━━━━━ Available data ━━━━━

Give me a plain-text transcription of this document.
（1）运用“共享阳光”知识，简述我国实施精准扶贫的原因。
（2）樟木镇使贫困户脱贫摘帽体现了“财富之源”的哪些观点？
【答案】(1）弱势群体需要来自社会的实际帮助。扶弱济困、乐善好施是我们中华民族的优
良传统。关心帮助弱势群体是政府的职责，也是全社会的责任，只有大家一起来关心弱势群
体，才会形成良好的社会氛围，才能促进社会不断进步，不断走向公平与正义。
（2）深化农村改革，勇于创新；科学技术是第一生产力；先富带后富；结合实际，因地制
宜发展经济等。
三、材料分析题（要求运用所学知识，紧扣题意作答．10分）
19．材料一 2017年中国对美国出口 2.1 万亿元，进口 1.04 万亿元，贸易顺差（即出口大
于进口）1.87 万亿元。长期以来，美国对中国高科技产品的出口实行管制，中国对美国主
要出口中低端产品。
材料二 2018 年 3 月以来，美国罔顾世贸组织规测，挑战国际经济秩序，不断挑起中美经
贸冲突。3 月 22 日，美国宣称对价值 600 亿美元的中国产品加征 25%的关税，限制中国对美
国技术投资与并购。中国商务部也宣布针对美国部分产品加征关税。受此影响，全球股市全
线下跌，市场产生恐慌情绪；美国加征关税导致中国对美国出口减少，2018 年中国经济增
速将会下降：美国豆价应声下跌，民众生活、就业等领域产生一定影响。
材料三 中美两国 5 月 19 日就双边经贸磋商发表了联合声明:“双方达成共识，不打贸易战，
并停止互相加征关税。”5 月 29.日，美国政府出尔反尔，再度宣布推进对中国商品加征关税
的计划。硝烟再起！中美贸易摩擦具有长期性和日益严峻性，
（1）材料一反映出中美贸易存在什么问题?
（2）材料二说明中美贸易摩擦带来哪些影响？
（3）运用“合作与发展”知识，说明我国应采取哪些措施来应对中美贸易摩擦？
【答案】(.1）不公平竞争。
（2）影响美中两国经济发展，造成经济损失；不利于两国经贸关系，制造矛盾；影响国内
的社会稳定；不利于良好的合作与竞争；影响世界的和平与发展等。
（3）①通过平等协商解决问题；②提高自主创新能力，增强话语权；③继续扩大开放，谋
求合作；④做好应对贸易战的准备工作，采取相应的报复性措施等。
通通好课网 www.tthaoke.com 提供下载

━━━━━
━━━━━ Available data ━━━━━

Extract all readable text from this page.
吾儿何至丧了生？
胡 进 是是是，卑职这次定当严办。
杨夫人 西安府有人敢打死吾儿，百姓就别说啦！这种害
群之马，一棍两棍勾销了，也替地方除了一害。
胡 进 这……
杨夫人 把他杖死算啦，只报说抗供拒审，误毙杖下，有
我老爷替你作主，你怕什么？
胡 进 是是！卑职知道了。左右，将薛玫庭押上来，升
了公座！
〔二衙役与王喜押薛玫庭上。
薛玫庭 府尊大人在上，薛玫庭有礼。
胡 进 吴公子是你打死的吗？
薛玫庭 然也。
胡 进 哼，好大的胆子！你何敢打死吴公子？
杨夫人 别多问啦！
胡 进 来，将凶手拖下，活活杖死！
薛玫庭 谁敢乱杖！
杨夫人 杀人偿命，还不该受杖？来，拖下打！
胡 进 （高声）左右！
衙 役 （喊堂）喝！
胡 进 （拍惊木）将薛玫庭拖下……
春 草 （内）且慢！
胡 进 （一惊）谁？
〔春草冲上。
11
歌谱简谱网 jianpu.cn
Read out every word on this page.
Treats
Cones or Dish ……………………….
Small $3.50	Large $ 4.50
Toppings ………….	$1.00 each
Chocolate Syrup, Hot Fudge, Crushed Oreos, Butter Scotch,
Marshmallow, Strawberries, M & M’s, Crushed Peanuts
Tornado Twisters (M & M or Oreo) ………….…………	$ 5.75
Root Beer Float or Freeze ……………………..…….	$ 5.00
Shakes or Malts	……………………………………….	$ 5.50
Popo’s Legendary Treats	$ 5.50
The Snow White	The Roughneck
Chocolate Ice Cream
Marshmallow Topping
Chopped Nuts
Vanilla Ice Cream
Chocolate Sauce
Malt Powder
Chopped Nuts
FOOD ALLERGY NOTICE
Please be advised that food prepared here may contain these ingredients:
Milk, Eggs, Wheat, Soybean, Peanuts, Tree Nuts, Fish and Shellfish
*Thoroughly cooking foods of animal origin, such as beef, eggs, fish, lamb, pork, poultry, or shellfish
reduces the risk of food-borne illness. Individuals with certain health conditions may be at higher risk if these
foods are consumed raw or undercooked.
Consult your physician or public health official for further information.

━━━━━

Filter out every line that lacks the word "health", and copy the rest.

reduces the risk of food-borne illness. Individuals with certain health conditions may be at higher risk if these
Consult your physician or public health official for further information.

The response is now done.